─── Records for this exercise

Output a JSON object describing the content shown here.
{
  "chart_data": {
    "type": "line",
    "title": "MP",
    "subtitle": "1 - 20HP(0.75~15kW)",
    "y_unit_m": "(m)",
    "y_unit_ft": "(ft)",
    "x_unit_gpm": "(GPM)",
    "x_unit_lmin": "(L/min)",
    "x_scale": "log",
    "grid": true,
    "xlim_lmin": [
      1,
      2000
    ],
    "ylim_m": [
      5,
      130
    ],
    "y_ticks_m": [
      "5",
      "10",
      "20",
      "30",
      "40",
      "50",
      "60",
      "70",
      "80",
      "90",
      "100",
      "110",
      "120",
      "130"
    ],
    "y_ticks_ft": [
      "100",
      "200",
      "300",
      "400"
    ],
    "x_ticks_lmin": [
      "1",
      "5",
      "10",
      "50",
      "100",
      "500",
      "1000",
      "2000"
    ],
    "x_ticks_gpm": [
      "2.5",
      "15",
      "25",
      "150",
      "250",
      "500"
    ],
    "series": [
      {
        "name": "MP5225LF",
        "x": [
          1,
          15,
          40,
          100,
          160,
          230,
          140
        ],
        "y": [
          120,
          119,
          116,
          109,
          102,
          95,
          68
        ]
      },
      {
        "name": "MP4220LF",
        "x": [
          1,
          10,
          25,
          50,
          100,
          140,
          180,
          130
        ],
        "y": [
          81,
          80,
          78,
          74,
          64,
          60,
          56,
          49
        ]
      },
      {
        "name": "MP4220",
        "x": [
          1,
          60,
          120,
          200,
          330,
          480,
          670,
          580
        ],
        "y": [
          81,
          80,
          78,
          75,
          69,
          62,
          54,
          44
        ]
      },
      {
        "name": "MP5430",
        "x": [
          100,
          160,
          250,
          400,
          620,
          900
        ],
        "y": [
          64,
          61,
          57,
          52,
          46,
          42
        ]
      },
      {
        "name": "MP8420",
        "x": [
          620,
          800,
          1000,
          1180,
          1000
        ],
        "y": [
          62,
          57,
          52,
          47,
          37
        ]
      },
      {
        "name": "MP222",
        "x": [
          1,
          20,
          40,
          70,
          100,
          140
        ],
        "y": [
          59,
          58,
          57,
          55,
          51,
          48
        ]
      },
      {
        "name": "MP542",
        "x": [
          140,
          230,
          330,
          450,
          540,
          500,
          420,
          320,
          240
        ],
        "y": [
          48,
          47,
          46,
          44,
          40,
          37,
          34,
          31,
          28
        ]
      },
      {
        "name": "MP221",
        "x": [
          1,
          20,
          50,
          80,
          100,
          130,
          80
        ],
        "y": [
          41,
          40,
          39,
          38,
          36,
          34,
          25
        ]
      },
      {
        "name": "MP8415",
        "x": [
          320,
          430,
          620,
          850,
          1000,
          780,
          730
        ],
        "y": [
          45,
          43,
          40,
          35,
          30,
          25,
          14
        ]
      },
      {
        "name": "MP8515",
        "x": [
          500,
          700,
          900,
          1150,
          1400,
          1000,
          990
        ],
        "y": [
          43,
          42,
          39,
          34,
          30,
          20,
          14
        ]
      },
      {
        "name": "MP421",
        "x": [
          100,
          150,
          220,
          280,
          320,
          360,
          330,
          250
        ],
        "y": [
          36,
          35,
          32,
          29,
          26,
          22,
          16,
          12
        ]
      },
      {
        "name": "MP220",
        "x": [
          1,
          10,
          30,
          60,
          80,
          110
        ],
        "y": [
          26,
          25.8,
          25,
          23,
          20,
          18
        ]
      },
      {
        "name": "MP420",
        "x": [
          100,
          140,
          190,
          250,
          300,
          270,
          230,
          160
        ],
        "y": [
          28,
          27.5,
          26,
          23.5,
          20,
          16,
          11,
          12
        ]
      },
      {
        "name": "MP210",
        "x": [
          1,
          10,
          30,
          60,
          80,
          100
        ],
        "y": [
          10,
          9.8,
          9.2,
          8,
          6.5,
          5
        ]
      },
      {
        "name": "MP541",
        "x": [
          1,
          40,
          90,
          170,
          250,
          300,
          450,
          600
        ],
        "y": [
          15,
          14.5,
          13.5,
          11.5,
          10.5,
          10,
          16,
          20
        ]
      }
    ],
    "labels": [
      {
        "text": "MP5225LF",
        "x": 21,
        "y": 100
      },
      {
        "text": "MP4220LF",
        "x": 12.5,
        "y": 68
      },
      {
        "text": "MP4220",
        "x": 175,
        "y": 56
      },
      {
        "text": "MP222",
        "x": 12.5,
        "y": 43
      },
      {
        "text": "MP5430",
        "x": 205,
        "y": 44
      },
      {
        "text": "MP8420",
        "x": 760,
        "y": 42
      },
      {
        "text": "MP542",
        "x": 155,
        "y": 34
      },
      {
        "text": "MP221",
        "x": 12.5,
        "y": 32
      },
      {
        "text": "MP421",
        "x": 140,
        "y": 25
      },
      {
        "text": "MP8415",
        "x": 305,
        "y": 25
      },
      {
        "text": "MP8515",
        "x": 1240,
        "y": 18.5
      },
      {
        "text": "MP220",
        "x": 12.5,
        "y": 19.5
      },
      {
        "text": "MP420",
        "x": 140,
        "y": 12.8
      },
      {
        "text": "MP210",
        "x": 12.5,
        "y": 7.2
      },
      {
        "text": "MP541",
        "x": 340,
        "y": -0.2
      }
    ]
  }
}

──────

_What is asked_
Output an exact copy of each record.

_Exercise response_
Output a JSON object describing the content shown here.
{
  "chart_data": {
    "type": "line",
    "title": "MP",
    "subtitle": "1 - 20HP(0.75~15kW)",
    "y_unit_m": "(m)",
    "y_unit_ft": "(ft)",
    "x_unit_gpm": "(GPM)",
    "x_unit_lmin": "(L/min)",
    "x_scale": "log",
    "grid": true,
    "xlim_lmin": [
      1,
      2000
    ],
    "ylim_m": [
      5,
      130
    ],
    "y_ticks_m": [
      "5",
      "10",
      "20",
      "30",
      "40",
      "50",
      "60",
      "70",
      "80",
      "90",
      "100",
      "110",
      "120",
      "130"
    ],
    "y_ticks_ft": [
      "100",
      "200",
      "300",
      "400"
    ],
    "x_ticks_lmin": [
      "1",
      "5",
      "10",
      "50",
      "100",
      "500",
      "1000",
      "2000"
    ],
    "x_ticks_gpm": [
      "2.5",
      "15",
      "25",
      "150",
      "250",
      "500"
    ],
    "series": [
      {
        "name": "MP5225LF",
        "x": [
          1,
          15,
          40,
          100,
          160,
          230,
          140
        ],
        "y": [
          120,
          119,
          116,
          109,
          102,
          95,
          68
        ]
      },
      {
        "name": "MP4220LF",
        "x": [
          1,
          10,
          25,
          50,
          100,
          140,
          180,
          130
        ],
        "y": [
          81,
          80,
          78,
          74,
          64,
          60,
          56,
          49
        ]
      },
      {
        "name": "MP4220",
        "x": [
          1,
          60,
          120,
          200,
          330,
          480,
          670,
          580
        ],
        "y": [
          81,
          80,
          78,
          75,
          69,
          62,
          54,
          44
        ]
      },
      {
        "name": "MP5430",
        "x": [
          100,
          160,
          250,
          400,
          620,
          900
        ],
        "y": [
          64,
          61,
          57,
          52,
          46,
          42
        ]
      },
      {
        "name": "MP8420",
        "x": [
          620,
          800,
          1000,
          1180,
          1000
        ],
        "y": [
          62,
          57,
          52,
          47,
          37
        ]
      },
      {
        "name": "MP222",
        "x": [
          1,
          20,
          40,
          70,
          100,
          140
        ],
        "y": [
          59,
          58,
          57,
          55,
          51,
          48
        ]
      },
      {
        "name": "MP542",
        "x": [
          140,
          230,
          330,
          450,
          540,
          500,
          420,
          320,
          240
        ],
        "y": [
          48,
          47,
          46,
          44,
          40,
          37,
          34,
          31,
          28
        ]
      },
      {
        "name": "MP221",
        "x": [
          1,
          20,
          50,
          80,
          100,
          130,
          80
        ],
        "y": [
          41,
          40,
          39,
          38,
          36,
          34,
          25
        ]
      },
      {
        "name": "MP8415",
        "x": [
          320,
          430,
          620,
          850,
          1000,
          780,
          730
        ],
        "y": [
          45,
          43,
          40,
          35,
          30,
          25,
          14
        ]
      },
      {
        "name": "MP8515",
        "x": [
          500,
          700,
          900,
          1150,
          1400,
          1000,
          990
        ],
        "y": [
          43,
          42,
          39,
          34,
          30,
          20,
          14
        ]
      },
      {
        "name": "MP421",
        "x": [
          100,
          150,
          220,
          280,
          320,
          360,
          330,
          250
        ],
        "y": [
          36,
          35,
          32,
          29,
          26,
          22,
          16,
          12
        ]
      },
      {
        "name": "MP220",
        "x": [
          1,
          10,
          30,
          60,
          80,
          110
        ],
        "y": [
          26,
          25.8,
          25,
          23,
          20,
          18
        ]
      },
      {
        "name": "MP420",
        "x": [
          100,
          140,
          190,
          250,
          300,
          270,
          230,
          160
        ],
        "y": [
          28,
          27.5,
          26,
          23.5,
          20,
          16,
          11,
          12
        ]
      },
      {
        "name": "MP210",
        "x": [
          1,
          10,
          30,
          60,
          80,
          100
        ],
        "y": [
          10,
          9.8,
          9.2,
          8,
          6.5,
          5
        ]
      },
      {
        "name": "MP541",
        "x": [
          1,
          40,
          90,
          170,
          250,
          300,
          450,
          600
        ],
        "y": [
          15,
          14.5,
          13.5,
          11.5,
          10.5,
          10,
          16,
          20
        ]
      }
    ],
    "labels": [
      {
        "text": "MP5225LF",
        "x": 21,
        "y": 100
      },
      {
        "text": "MP4220LF",
        "x": 12.5,
        "y": 68
      },
      {
        "text": "MP4220",
        "x": 175,
        "y": 56
      },
      {
        "text": "MP222",
        "x": 12.5,
        "y": 43
      },
      {
        "text": "MP5430",
        "x": 205,
        "y": 44
      },
      {
        "text": "MP8420",
        "x": 760,
        "y": 42
      },
      {
        "text": "MP542",
        "x": 155,
        "y": 34
      },
      {
        "text": "MP221",
        "x": 12.5,
        "y": 32
      },
      {
        "text": "MP421",
        "x": 140,
        "y": 25
      },
      {
        "text": "MP8415",
        "x": 305,
        "y": 25
      },
      {
        "text": "MP8515",
        "x": 1240,
        "y": 18.5
      },
      {
        "text": "MP220",
        "x": 12.5,
        "y": 19.5
      },
      {
        "text": "MP420",
        "x": 140,
        "y": 12.8
      },
      {
        "text": "MP210",
        "x": 12.5,
        "y": 7.2
      },
      {
        "text": "MP541",
        "x": 340,
        "y": -0.2
      }
    ]
  }
}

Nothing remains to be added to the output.